### DATA LINES
"""

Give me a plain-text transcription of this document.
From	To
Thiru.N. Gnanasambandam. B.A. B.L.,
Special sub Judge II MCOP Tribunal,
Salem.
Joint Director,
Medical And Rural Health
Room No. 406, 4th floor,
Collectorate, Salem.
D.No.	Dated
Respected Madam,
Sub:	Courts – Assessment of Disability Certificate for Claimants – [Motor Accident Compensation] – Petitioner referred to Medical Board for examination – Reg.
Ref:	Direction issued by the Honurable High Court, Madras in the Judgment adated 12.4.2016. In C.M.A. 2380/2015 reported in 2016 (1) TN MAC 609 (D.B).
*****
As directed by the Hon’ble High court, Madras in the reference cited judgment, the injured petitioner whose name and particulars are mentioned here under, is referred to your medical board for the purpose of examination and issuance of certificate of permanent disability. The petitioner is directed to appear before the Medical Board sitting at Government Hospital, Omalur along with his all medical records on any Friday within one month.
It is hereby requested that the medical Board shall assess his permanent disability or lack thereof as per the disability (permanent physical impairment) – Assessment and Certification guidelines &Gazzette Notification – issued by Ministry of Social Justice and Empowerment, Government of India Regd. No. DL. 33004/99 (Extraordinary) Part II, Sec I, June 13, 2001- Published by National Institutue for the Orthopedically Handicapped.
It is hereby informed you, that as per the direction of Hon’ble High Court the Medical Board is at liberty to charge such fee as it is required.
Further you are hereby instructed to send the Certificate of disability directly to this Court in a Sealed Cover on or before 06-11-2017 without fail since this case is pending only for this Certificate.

"""

### TASK STATEMENT
Restate every line of the data word for word.

### EXERCISE OUTPUT
Give me a plain-text transcription of this document.
From	To
Thiru.N. Gnanasambandam. B.A. B.L.,
Special sub Judge II MCOP Tribunal,
Salem.
Joint Director,
Medical And Rural Health
Room No. 406, 4th floor,
Collectorate, Salem.
D.No.	Dated
Respected Madam,
Sub:	Courts – Assessment of Disability Certificate for Claimants – [Motor Accident Compensation] – Petitioner referred to Medical Board for examination – Reg.
Ref:	Direction issued by the Honurable High Court, Madras in the Judgment adated 12.4.2016. In C.M.A. 2380/2015 reported in 2016 (1) TN MAC 609 (D.B).
*****
As directed by the Hon’ble High court, Madras in the reference cited judgment, the injured petitioner whose name and particulars are mentioned here under, is referred to your medical board for the purpose of examination and issuance of certificate of permanent disability. The petitioner is directed to appear before the Medical Board sitting at Government Hospital, Omalur along with his all medical records on any Friday within one month.
It is hereby requested that the medical Board shall assess his permanent disability or lack thereof as per the disability (permanent physical impairment) – Assessment and Certification guidelines &Gazzette Notification – issued by Ministry of Social Justice and Empowerment, Government of India Regd. No. DL. 33004/99 (Extraordinary) Part II, Sec I, June 13, 2001- Published by National Institutue for the Orthopedically Handicapped.
It is hereby informed you, that as per the direction of Hon’ble High Court the Medical Board is at liberty to charge such fee as it is required.
Further you are hereby instructed to send the Certificate of disability directly to this Court in a Sealed Cover on or before 06-11-2017 without fail since this case is pending only for this Certificate.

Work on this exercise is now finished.